Fondata nel 2017 dal giovanissimo imprenditore fintech Zac Prince e da Flori Marquez, BlockFi ha sede a Jersey City, ma ha uffici anche a New York, Singapore, Polonia e Argentina

Criptovalute: la frana si allarga. Anche BlockFi ricorre al fallimento nella scia di Ftx

Un’altra tessera del domino delle criptovalote è caduta: dopo il fallimento di Ftx all’inizio del mese, è ora la volta dell’istituto di credito di criptovaluta BlockFi a presentare istanza di protezione dal fallimento secondo il Capitolo 11.

Nell’istanza di fallimento presentata al tribunale del New Jersey, Blockfi fa l’elenco di oltre 100mila creditori, con asset incagliati compresi tra 1 e 10 miliardi di dollari. Il maggior creditore nel dossier di bancarotta è Ankura Trust Company, con un’esposizione di 729 milioni. Seguono Ftx – con una linea di credito di 275 milioni – e persino la Sec (la Consob americana) con 30 milioni. Il credito della Sec è relativo a un accordo da 100 milioni raggiunto al termine di un’indagine conclusa a febbraio che ha poi consentito alla società di continuare ad offrire regolarmente interessi sui cripto-depositi.

Emerge anche d’altro canto che BlockFi ha 256,9 milioni di dollari in contanti, che dovrebbero fornire liquidità sufficiente per supportare le operazioni dsa attuare nel corso del processo di ristrutturazione, dice la società in un comunicato stampa.

★ ★ ★ ★ ★ ★ ★

COSA FARE 1:
Rispondi in base all'estratto su BlockFi:
(a) In che anno è stata fondata BlockFi?
(b) Chi è il maggior creditore nel dossier di bancarotta, e con quale esposizione?
(c) Di quanto contante dispone BlockFi?
COSA FARE 2:
Per ciascuna affermazione indica se concorda con l'estratto su BlockFi (sì o no) e cita le parole del testo che lo stabiliscono.
(a) BlockFi ha un ufficio anche a Singapore.
(b) L'istanza di fallimento è stata presentata al tribunale di New York.
(c) Ftx vanta verso BlockFi una linea di credito di 30 milioni.
COSA FARE 3: Trasforma in un elenco puntato il paragrafo dell'estratto su BlockFi che comincia con "Nell’istanza di fallimento presentata", conservandone i fatti principali.

DATI GREZZI:
★ ★ ★ ★ ★ ★ ★

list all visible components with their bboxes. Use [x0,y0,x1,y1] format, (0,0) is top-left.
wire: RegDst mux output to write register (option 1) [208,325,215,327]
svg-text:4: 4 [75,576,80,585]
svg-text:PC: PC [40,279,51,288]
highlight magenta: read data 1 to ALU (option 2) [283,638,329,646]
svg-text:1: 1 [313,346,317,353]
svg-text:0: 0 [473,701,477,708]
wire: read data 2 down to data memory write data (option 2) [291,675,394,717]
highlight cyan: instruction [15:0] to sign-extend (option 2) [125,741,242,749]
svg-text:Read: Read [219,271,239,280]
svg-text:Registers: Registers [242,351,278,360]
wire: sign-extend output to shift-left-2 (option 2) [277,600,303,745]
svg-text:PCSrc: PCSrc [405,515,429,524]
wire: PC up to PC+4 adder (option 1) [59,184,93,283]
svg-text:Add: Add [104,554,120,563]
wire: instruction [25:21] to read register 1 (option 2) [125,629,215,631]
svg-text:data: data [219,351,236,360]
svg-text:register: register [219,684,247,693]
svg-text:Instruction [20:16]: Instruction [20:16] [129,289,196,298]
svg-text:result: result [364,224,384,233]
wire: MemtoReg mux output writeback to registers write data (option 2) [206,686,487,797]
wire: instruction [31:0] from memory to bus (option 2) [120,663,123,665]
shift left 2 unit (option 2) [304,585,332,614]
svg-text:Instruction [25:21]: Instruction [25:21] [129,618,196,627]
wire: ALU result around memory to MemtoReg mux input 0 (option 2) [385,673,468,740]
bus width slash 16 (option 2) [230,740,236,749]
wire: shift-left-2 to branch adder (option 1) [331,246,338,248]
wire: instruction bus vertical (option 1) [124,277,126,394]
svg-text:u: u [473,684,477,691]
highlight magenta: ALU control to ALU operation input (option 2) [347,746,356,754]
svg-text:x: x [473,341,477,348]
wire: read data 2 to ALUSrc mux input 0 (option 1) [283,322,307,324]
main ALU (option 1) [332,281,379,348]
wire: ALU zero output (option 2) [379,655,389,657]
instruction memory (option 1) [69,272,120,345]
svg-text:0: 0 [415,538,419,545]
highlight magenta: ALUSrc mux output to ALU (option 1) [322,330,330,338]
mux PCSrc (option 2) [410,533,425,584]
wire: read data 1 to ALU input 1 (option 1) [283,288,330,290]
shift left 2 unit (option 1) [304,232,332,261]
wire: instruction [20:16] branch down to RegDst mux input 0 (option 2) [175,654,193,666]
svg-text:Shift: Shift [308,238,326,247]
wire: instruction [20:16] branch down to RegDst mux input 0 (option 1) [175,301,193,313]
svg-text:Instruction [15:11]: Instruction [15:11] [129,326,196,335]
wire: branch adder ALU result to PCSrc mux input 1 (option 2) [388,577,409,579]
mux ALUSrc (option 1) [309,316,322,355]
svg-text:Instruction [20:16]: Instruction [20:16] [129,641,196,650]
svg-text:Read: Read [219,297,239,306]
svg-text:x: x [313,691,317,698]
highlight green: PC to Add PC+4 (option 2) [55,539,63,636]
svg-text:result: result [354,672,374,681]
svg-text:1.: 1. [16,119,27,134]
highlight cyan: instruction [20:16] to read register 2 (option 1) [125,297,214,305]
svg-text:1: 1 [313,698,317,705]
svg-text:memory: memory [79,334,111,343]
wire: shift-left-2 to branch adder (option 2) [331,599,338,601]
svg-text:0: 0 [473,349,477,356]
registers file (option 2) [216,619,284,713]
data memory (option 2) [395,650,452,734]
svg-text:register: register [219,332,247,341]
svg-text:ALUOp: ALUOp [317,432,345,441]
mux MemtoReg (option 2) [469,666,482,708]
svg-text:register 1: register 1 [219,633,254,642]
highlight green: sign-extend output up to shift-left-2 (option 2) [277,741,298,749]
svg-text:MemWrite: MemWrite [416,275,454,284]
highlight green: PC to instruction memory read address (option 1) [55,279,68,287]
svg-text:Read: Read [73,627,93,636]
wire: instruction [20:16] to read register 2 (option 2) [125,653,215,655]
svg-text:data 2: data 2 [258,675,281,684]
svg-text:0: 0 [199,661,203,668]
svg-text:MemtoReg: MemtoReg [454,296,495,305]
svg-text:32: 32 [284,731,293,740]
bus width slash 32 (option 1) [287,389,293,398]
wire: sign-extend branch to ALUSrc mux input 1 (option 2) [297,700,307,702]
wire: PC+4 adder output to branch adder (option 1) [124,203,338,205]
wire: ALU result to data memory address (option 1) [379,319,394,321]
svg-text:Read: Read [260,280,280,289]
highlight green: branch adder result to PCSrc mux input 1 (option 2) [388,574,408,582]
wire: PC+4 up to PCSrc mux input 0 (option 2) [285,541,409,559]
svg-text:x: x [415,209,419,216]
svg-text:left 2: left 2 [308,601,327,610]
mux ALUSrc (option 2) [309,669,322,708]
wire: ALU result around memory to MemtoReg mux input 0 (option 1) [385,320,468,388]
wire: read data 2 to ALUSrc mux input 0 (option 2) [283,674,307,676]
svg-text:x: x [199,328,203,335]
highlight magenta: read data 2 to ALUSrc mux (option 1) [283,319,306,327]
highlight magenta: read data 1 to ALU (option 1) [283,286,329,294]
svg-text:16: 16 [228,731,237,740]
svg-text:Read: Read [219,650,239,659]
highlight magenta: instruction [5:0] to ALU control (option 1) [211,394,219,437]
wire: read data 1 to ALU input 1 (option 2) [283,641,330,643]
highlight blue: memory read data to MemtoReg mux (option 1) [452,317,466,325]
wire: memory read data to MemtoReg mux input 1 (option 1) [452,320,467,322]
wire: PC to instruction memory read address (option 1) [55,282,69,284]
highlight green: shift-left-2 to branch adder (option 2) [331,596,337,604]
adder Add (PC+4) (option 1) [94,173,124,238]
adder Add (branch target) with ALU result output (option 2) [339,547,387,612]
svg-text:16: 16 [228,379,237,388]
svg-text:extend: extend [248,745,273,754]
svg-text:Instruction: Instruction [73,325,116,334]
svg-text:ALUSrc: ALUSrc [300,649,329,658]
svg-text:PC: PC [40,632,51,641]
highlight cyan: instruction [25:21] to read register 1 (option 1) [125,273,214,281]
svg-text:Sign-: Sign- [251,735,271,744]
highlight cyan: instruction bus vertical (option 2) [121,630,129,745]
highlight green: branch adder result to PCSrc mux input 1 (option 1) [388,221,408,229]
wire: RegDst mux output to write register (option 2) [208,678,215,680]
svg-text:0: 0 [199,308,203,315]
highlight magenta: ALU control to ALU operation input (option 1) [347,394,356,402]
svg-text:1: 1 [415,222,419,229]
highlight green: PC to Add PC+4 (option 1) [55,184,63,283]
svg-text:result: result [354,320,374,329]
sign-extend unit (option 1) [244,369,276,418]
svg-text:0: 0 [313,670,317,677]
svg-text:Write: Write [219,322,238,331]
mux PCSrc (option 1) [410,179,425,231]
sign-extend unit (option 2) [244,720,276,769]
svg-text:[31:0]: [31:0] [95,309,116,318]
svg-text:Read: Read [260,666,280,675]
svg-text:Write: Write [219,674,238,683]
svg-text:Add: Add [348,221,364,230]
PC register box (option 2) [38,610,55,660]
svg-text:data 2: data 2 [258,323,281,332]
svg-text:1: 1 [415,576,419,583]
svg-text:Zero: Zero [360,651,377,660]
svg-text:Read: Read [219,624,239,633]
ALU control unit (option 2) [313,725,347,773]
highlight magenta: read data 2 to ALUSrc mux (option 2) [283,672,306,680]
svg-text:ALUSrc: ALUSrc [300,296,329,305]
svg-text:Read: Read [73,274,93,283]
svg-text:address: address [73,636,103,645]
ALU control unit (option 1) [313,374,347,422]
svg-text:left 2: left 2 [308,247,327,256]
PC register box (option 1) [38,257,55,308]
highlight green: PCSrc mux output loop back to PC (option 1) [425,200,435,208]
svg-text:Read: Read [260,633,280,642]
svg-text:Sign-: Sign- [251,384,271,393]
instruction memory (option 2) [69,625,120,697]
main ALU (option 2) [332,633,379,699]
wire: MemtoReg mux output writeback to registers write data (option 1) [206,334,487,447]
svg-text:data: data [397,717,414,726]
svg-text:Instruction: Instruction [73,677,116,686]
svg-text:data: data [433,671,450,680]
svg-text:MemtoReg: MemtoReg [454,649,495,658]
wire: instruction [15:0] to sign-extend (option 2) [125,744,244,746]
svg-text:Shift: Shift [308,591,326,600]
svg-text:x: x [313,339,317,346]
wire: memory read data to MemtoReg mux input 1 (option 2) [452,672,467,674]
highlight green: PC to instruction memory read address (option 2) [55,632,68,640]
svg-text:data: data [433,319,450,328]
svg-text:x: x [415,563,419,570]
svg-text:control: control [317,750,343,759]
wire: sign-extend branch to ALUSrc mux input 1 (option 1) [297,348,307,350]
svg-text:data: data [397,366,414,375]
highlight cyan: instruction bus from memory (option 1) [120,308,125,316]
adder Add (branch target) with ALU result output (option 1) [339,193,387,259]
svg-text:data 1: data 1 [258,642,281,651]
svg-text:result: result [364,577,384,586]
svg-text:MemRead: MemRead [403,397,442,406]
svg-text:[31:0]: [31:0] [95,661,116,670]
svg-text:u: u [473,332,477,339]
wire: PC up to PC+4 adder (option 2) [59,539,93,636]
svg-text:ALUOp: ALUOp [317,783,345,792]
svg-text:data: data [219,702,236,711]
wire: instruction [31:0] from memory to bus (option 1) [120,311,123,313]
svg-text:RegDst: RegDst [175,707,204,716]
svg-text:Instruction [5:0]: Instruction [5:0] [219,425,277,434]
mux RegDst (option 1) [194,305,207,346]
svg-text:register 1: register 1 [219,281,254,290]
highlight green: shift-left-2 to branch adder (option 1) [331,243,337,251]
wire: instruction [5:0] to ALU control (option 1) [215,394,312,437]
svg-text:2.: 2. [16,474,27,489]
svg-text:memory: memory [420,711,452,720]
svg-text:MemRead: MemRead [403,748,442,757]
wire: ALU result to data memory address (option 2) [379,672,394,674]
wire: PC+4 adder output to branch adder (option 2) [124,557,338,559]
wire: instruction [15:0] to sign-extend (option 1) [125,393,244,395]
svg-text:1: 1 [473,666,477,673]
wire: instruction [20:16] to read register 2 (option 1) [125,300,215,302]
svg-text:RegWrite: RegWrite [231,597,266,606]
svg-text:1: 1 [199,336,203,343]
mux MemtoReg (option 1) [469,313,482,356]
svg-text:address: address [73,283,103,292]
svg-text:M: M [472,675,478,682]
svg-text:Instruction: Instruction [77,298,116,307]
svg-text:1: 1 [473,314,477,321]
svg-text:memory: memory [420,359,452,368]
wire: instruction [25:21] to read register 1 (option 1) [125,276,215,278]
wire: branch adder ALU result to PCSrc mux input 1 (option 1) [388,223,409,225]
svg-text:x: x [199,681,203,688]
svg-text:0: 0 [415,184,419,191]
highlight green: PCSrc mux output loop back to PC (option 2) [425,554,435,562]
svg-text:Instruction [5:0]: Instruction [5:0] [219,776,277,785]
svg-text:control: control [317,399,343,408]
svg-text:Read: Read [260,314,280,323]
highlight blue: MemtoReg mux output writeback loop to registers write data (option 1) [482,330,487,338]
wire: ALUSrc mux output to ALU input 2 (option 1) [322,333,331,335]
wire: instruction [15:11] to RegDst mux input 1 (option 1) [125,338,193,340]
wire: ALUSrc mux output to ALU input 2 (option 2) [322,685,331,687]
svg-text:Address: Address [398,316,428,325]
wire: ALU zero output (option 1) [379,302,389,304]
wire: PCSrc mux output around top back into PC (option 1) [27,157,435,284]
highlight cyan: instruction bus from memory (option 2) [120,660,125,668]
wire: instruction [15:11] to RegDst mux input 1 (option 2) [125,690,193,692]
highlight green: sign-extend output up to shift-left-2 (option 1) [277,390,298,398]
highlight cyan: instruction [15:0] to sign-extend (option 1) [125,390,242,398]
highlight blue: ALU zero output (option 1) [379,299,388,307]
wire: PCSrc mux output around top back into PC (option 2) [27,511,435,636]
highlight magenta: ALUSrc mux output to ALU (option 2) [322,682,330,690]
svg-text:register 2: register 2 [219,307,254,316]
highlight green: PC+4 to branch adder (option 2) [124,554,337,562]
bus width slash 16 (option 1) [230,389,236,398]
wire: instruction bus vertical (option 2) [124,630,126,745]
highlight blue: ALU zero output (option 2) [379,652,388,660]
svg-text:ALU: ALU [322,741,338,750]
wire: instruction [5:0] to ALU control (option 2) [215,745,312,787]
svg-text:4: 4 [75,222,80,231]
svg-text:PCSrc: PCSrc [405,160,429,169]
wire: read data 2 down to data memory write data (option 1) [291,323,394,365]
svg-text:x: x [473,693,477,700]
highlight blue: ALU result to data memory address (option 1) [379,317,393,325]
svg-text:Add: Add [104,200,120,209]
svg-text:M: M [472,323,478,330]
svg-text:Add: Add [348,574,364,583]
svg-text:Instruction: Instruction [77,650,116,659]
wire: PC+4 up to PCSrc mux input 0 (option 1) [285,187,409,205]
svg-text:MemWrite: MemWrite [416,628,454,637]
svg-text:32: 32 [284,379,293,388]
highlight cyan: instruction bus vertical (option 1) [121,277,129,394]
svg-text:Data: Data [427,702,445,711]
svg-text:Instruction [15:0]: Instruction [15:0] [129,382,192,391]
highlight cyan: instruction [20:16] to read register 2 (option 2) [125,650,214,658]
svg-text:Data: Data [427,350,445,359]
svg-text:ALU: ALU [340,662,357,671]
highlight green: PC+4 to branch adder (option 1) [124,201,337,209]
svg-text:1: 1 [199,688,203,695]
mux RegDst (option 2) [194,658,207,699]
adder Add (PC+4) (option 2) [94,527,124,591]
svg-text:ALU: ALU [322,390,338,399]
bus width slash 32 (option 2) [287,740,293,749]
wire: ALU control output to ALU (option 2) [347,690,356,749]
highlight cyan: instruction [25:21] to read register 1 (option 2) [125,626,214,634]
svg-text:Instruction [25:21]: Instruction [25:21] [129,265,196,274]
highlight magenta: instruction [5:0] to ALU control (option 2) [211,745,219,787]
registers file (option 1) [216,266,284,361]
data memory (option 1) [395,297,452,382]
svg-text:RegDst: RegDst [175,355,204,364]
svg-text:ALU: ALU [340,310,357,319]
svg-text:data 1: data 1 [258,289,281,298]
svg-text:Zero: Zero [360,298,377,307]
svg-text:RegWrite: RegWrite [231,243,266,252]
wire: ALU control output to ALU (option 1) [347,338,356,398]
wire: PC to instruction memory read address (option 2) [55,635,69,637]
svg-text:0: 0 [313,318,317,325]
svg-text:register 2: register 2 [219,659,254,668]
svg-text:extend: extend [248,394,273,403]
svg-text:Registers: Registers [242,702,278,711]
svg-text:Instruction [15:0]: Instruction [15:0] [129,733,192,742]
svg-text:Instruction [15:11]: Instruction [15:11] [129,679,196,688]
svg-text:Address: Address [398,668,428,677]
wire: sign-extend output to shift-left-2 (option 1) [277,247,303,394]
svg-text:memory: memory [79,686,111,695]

★ ★ ★ ★ ★ ★ ★

SPAZIO RISPOSTA 1:
(a) Nel 2017.
(b) Ankura Trust Company, con un'esposizione di 729 milioni.
(c) 256,9 milioni di dollari.

SPAZIO RISPOSTA 2:
(a) Sì: "ha uffici anche a New York, Singapore, Polonia e Argentina".
(b) No: "Nell’istanza di fallimento presentata al tribunale del New Jersey".
(c) No: "Seguono Ftx – con una linea di credito di 275 milioni".

SPAZIO RISPOSTA 3:
- Istanza presentata al tribunale del New Jersey.
- Oltre 100mila creditori, con asset incagliati tra 1 e 10 miliardi di dollari.
- Maggior creditore: Ankura Trust Company, con 729 milioni.
- Ftx: linea di credito di 275 milioni.
- Sec: 30 milioni, relativi a un accordo da 100 milioni seguito a un'indagine conclusa a febbraio. L'accordo ha consentito alla società di continuare a offrire interessi sui cripto-depositi.